Make an exact copy of the entries, and keep any pictures out of it.

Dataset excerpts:
--- start ---
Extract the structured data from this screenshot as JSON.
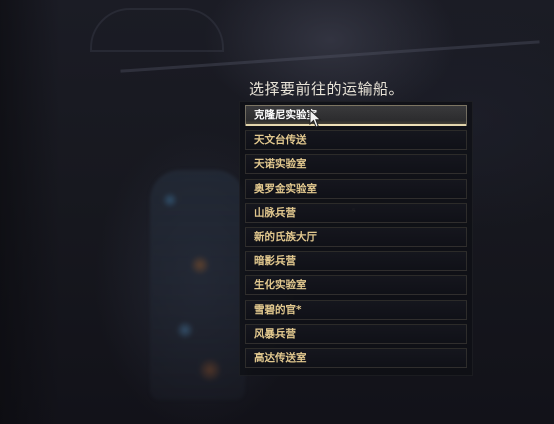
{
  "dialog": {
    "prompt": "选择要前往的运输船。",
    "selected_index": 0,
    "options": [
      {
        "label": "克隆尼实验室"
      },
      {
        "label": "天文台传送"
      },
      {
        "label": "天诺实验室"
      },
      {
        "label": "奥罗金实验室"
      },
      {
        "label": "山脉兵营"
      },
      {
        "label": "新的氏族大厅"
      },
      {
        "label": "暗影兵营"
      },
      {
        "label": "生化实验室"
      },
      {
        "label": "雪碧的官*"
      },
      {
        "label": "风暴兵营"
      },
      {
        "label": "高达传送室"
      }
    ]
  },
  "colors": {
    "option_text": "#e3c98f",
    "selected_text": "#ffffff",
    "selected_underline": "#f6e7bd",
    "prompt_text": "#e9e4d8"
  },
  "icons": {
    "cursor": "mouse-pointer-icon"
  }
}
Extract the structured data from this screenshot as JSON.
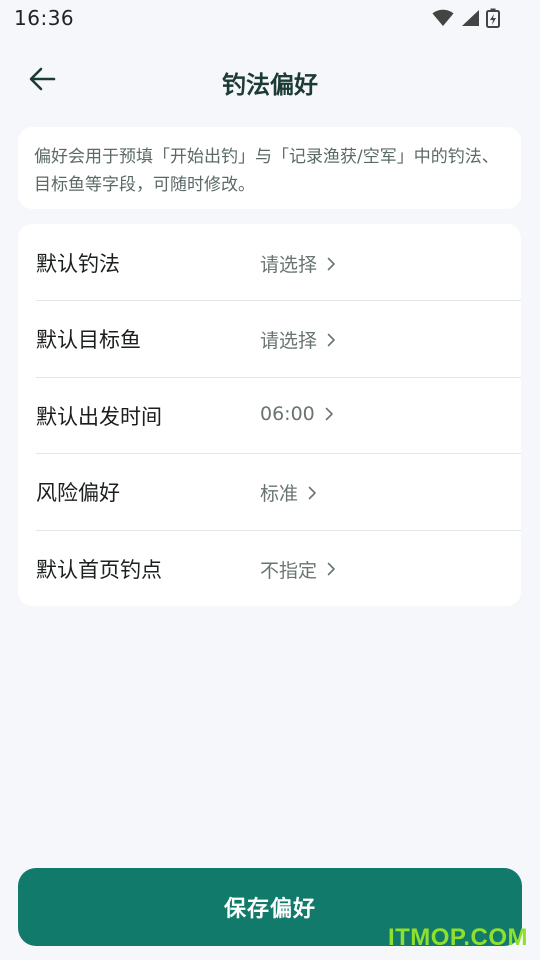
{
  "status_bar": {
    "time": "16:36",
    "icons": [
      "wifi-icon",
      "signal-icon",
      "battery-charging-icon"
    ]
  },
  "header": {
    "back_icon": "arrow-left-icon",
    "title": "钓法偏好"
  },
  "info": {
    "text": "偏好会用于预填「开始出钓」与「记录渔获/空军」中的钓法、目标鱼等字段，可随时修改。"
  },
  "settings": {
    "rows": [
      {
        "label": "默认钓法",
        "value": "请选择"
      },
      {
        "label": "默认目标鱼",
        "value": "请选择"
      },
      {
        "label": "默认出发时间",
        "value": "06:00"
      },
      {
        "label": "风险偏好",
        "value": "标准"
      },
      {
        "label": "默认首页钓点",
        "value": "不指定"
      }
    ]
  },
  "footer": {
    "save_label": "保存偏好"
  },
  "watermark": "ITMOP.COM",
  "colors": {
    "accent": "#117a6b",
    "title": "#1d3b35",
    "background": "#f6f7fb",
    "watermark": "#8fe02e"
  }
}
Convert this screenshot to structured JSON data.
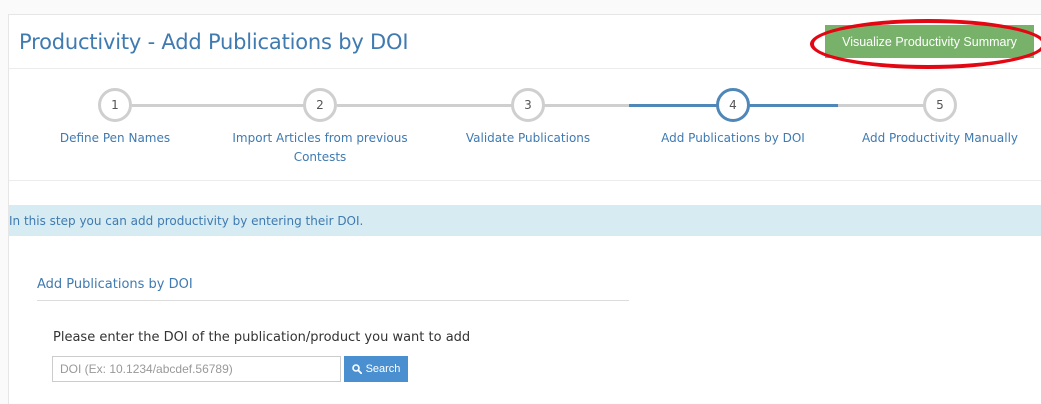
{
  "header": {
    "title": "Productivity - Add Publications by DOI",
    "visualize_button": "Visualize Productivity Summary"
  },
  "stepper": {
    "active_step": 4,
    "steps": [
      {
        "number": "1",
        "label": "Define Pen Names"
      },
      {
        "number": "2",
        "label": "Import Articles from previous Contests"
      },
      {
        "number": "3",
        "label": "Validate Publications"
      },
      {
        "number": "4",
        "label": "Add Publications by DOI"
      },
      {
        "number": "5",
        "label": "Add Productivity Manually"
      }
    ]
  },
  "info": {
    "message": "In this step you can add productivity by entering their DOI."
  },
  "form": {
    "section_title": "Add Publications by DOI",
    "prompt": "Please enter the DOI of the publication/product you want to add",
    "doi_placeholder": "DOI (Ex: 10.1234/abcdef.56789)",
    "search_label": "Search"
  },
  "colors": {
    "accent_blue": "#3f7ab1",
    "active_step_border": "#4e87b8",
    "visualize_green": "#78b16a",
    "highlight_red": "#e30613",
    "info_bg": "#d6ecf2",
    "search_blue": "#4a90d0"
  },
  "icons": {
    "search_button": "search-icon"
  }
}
--- end ---
(Result of this exercise):
Extract the structured data from this screenshot as JSON.
{
  "dialog": {
    "prompt": "选择要前往的运输船。",
    "selected_index": 0,
    "options": [
      {
        "label": "克隆尼实验室"
      },
      {
        "label": "天文台传送"
      },
      {
        "label": "天诺实验室"
      },
      {
        "label": "奥罗金实验室"
      },
      {
        "label": "山脉兵营"
      },
      {
        "label": "新的氏族大厅"
      },
      {
        "label": "暗影兵营"
      },
      {
        "label": "生化实验室"
      },
      {
        "label": "雪碧的官*"
      },
      {
        "label": "风暴兵营"
      },
      {
        "label": "高达传送室"
      }
    ]
  },
  "colors": {
    "option_text": "#e3c98f",
    "selected_text": "#ffffff",
    "selected_underline": "#f6e7bd",
    "prompt_text": "#e9e4d8"
  },
  "icons": {
    "cursor": "mouse-pointer-icon"
  }
}
Extract the structured data from this screenshot as JSON.
{
  "status_bar": {
    "time": "16:36",
    "icons": [
      "wifi-icon",
      "signal-icon",
      "battery-charging-icon"
    ]
  },
  "header": {
    "back_icon": "arrow-left-icon",
    "title": "钓法偏好"
  },
  "info": {
    "text": "偏好会用于预填「开始出钓」与「记录渔获/空军」中的钓法、目标鱼等字段，可随时修改。"
  },
  "settings": {
    "rows": [
      {
        "label": "默认钓法",
        "value": "请选择"
      },
      {
        "label": "默认目标鱼",
        "value": "请选择"
      },
      {
        "label": "默认出发时间",
        "value": "06:00"
      },
      {
        "label": "风险偏好",
        "value": "标准"
      },
      {
        "label": "默认首页钓点",
        "value": "不指定"
      }
    ]
  },
  "footer": {
    "save_label": "保存偏好"
  },
  "watermark": "ITMOP.COM",
  "colors": {
    "accent": "#117a6b",
    "title": "#1d3b35",
    "background": "#f6f7fb",
    "watermark": "#8fe02e"
  }
}
Convert this screenshot to structured JSON data.
{
  "header": {
    "title": "Productivity - Add Publications by DOI",
    "visualize_button": "Visualize Productivity Summary"
  },
  "stepper": {
    "active_step": 4,
    "steps": [
      {
        "number": "1",
        "label": "Define Pen Names"
      },
      {
        "number": "2",
        "label": "Import Articles from previous Contests"
      },
      {
        "number": "3",
        "label": "Validate Publications"
      },
      {
        "number": "4",
        "label": "Add Publications by DOI"
      },
      {
        "number": "5",
        "label": "Add Productivity Manually"
      }
    ]
  },
  "info": {
    "message": "In this step you can add productivity by entering their DOI."
  },
  "form": {
    "section_title": "Add Publications by DOI",
    "prompt": "Please enter the DOI of the publication/product you want to add",
    "doi_placeholder": "DOI (Ex: 10.1234/abcdef.56789)",
    "search_label": "Search"
  },
  "colors": {
    "accent_blue": "#3f7ab1",
    "active_step_border": "#4e87b8",
    "visualize_green": "#78b16a",
    "highlight_red": "#e30613",
    "info_bg": "#d6ecf2",
    "search_blue": "#4a90d0"
  },
  "icons": {
    "search_button": "search-icon"
  }
}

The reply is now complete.